[Data entries]
======
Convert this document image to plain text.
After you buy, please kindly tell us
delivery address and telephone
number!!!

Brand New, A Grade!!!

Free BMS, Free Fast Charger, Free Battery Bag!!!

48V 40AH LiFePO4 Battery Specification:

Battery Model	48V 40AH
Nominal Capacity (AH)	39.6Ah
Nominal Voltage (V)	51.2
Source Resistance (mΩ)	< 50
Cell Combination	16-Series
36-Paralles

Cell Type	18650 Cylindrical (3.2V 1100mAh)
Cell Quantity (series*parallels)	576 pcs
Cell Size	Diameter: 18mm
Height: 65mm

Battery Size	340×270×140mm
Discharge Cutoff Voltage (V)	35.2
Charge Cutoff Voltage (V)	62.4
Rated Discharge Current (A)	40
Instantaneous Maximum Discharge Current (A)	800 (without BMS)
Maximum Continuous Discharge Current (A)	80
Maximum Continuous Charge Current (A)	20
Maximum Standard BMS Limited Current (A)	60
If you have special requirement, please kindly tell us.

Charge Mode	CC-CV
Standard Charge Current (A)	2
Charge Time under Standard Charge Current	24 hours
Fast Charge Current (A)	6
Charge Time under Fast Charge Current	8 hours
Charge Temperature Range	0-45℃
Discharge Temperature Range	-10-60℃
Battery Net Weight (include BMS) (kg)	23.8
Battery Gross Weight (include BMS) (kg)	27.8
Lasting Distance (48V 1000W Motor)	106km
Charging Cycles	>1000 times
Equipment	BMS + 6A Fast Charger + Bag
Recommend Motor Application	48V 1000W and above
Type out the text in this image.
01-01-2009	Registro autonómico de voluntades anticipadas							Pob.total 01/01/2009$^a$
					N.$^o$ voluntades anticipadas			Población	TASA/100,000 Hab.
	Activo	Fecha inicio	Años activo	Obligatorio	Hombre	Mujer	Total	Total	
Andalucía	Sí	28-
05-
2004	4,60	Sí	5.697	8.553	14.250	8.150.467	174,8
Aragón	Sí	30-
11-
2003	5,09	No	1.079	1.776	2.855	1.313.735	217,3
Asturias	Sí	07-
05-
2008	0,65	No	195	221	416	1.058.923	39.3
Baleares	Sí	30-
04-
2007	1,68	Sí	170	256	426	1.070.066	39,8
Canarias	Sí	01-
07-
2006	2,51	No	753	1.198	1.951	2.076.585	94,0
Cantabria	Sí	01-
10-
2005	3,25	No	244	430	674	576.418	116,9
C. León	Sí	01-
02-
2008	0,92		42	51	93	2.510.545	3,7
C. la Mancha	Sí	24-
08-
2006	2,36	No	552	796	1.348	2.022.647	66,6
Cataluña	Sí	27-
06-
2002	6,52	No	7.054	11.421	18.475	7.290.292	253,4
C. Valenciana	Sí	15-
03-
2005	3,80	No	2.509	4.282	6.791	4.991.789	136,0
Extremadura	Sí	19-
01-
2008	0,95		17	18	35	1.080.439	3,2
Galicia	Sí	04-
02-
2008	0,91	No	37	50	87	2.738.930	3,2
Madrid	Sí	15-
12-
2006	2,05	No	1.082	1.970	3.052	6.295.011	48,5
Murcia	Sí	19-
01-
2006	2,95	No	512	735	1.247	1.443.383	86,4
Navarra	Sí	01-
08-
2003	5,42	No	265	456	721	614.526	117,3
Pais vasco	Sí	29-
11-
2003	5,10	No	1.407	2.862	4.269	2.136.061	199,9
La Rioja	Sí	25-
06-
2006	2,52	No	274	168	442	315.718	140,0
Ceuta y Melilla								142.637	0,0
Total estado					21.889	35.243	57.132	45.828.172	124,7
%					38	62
======
_Stated task_:
Show the lines of the data that hold the word "Maximum".

_Problem solution_:
Instantaneous Maximum Discharge Current (A)	800 (without BMS)
Maximum Continuous Discharge Current (A)	80
Maximum Continuous Charge Current (A)	20
Maximum Standard BMS Limited Current (A)	60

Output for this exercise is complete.